CHALLENGE - Pick out each line in these entries that contains the string "text".

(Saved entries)
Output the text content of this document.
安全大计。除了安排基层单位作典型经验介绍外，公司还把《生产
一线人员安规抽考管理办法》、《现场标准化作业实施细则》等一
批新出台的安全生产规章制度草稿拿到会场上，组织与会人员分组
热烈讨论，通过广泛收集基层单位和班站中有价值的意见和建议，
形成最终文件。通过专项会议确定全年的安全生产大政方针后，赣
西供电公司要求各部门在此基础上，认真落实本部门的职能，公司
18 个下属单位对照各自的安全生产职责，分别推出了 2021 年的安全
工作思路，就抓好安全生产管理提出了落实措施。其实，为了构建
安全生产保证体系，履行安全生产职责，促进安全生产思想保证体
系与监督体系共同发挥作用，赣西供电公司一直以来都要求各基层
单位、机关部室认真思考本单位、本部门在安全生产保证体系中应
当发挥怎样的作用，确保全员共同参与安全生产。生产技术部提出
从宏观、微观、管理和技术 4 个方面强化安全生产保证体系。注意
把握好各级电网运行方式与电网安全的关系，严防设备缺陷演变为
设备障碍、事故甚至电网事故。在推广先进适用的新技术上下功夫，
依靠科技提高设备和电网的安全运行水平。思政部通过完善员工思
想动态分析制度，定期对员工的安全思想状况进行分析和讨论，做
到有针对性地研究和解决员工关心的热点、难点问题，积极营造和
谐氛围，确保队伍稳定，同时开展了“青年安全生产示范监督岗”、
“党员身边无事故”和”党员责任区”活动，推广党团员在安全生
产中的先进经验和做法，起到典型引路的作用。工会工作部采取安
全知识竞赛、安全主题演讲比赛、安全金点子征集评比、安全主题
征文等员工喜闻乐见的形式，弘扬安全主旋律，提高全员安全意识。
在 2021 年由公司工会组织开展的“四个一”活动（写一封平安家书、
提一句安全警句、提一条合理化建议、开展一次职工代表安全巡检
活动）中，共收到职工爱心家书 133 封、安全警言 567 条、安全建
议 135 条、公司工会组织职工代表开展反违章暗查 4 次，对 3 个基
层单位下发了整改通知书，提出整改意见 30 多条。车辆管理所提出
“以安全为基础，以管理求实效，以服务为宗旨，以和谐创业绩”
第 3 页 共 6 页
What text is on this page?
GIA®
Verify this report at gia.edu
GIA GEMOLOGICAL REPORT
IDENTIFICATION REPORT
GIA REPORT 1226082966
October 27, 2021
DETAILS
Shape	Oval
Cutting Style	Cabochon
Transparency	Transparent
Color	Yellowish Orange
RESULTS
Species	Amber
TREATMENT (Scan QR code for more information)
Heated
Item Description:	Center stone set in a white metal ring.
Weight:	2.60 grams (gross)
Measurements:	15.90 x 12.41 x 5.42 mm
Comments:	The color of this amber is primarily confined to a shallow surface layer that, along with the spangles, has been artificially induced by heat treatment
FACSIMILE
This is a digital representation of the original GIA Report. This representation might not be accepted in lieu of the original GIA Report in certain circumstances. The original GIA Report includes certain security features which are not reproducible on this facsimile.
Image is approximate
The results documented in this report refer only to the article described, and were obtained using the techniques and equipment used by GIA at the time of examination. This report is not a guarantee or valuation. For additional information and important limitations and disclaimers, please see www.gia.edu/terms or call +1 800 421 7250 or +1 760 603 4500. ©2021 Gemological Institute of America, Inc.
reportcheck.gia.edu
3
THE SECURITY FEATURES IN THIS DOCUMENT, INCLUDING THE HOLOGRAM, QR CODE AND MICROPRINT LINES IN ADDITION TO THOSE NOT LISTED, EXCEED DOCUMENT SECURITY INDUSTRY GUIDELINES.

PROBLEM SOLUTION -
Output the text content of this document.
What text is on this page?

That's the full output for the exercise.